## Aim
Return the data below as a JSON array of strings, one string per line, skipping any blank lines.

[Item position entries]
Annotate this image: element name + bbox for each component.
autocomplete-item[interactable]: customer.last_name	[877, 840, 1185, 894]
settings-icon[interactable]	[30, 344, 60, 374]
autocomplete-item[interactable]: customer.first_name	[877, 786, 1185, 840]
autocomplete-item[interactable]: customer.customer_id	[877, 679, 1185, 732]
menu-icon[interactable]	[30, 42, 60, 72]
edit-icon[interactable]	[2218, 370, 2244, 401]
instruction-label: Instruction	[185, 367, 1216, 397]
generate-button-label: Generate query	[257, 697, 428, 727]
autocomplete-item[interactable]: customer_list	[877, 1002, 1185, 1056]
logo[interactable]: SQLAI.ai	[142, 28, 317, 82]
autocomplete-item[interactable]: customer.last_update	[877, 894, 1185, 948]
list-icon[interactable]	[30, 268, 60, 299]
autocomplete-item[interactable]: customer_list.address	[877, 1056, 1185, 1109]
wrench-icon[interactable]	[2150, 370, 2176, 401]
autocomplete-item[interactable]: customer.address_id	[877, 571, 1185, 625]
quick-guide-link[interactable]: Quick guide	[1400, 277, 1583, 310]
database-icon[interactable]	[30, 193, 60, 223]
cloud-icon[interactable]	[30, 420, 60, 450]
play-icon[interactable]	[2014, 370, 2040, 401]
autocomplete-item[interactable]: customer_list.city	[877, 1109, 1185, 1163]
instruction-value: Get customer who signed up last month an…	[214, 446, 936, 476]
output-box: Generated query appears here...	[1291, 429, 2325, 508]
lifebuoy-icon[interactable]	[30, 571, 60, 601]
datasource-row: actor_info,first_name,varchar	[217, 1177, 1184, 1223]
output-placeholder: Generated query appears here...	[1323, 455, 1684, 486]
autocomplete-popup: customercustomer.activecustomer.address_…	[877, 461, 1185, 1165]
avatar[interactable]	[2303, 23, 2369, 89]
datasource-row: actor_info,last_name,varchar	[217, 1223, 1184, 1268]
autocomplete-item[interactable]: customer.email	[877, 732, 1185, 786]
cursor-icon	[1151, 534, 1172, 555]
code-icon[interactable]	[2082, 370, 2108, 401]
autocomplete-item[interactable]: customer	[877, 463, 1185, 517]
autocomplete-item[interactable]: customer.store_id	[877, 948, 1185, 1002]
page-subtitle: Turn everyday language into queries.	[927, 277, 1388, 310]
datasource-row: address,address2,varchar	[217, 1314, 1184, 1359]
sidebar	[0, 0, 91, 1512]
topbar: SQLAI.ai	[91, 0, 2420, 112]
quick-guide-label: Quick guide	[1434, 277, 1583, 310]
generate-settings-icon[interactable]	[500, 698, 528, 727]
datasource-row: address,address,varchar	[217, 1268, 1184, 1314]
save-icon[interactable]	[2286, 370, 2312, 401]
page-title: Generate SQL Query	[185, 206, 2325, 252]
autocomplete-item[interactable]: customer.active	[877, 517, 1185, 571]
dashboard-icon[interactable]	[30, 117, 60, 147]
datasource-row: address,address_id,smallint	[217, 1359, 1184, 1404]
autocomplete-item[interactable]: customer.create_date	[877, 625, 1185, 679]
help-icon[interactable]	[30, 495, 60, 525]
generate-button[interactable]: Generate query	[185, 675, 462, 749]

## Written response
[
  "Annotate this image: element name + bbox for each component.",
  "autocomplete-item[interactable]: customer.last_name\t[877, 840, 1185, 894]",
  "settings-icon[interactable]\t[30, 344, 60, 374]",
  "autocomplete-item[interactable]: customer.first_name\t[877, 786, 1185, 840]",
  "autocomplete-item[interactable]: customer.customer_id\t[877, 679, 1185, 732]",
  "menu-icon[interactable]\t[30, 42, 60, 72]",
  "edit-icon[interactable]\t[2218, 370, 2244, 401]",
  "instruction-label: Instruction\t[185, 367, 1216, 397]",
  "generate-button-label: Generate query\t[257, 697, 428, 727]",
  "autocomplete-item[interactable]: customer_list\t[877, 1002, 1185, 1056]",
  "logo[interactable]: SQLAI.ai\t[142, 28, 317, 82]",
  "autocomplete-item[interactable]: customer.last_update\t[877, 894, 1185, 948]",
  "list-icon[interactable]\t[30, 268, 60, 299]",
  "autocomplete-item[interactable]: customer_list.address\t[877, 1056, 1185, 1109]",
  "wrench-icon[interactable]\t[2150, 370, 2176, 401]",
  "autocomplete-item[interactable]: customer.address_id\t[877, 571, 1185, 625]",
  "quick-guide-link[interactable]: Quick guide\t[1400, 277, 1583, 310]",
  "database-icon[interactable]\t[30, 193, 60, 223]",
  "cloud-icon[interactable]\t[30, 420, 60, 450]",
  "play-icon[interactable]\t[2014, 370, 2040, 401]",
  "autocomplete-item[interactable]: customer_list.city\t[877, 1109, 1185, 1163]",
  "instruction-value: Get customer who signed up last month an…\t[214, 446, 936, 476]",
  "output-box: Generated query appears here...\t[1291, 429, 2325, 508]",
  "lifebuoy-icon[interactable]\t[30, 571, 60, 601]",
  "datasource-row: actor_info,first_name,varchar\t[217, 1177, 1184, 1223]",
  "output-placeholder: Generated query appears here...\t[1323, 455, 1684, 486]",
  "autocomplete-popup: customercustomer.activecustomer.address_…\t[877, 461, 1185, 1165]",
  "avatar[interactable]\t[2303, 23, 2369, 89]",
  "datasource-row: actor_info,last_name,varchar\t[217, 1223, 1184, 1268]",
  "autocomplete-item[interactable]: customer.email\t[877, 732, 1185, 786]",
  "cursor-icon\t[1151, 534, 1172, 555]",
  "code-icon[interactable]\t[2082, 370, 2108, 401]",
  "autocomplete-item[interactable]: customer\t[877, 463, 1185, 517]",
  "autocomplete-item[interactable]: customer.store_id\t[877, 948, 1185, 1002]",
  "page-subtitle: Turn everyday language into queries.\t[927, 277, 1388, 310]",
  "datasource-row: address,address2,varchar\t[217, 1314, 1184, 1359]",
  "sidebar\t[0, 0, 91, 1512]",
  "topbar: SQLAI.ai\t[91, 0, 2420, 112]",
  "quick-guide-label: Quick guide\t[1434, 277, 1583, 310]",
  "generate-settings-icon[interactable]\t[500, 698, 528, 727]",
  "datasource-row: address,address,varchar\t[217, 1268, 1184, 1314]",
  "save-icon[interactable]\t[2286, 370, 2312, 401]",
  "page-title: Generate SQL Query\t[185, 206, 2325, 252]",
  "autocomplete-item[interactable]: customer.active\t[877, 517, 1185, 571]",
  "dashboard-icon[interactable]\t[30, 117, 60, 147]",
  "datasource-row: address,address_id,smallint\t[217, 1359, 1184, 1404]",
  "autocomplete-item[interactable]: customer.create_date\t[877, 625, 1185, 679]",
  "help-icon[interactable]\t[30, 495, 60, 525]",
  "generate-button[interactable]: Generate query\t[185, 675, 462, 749]"
]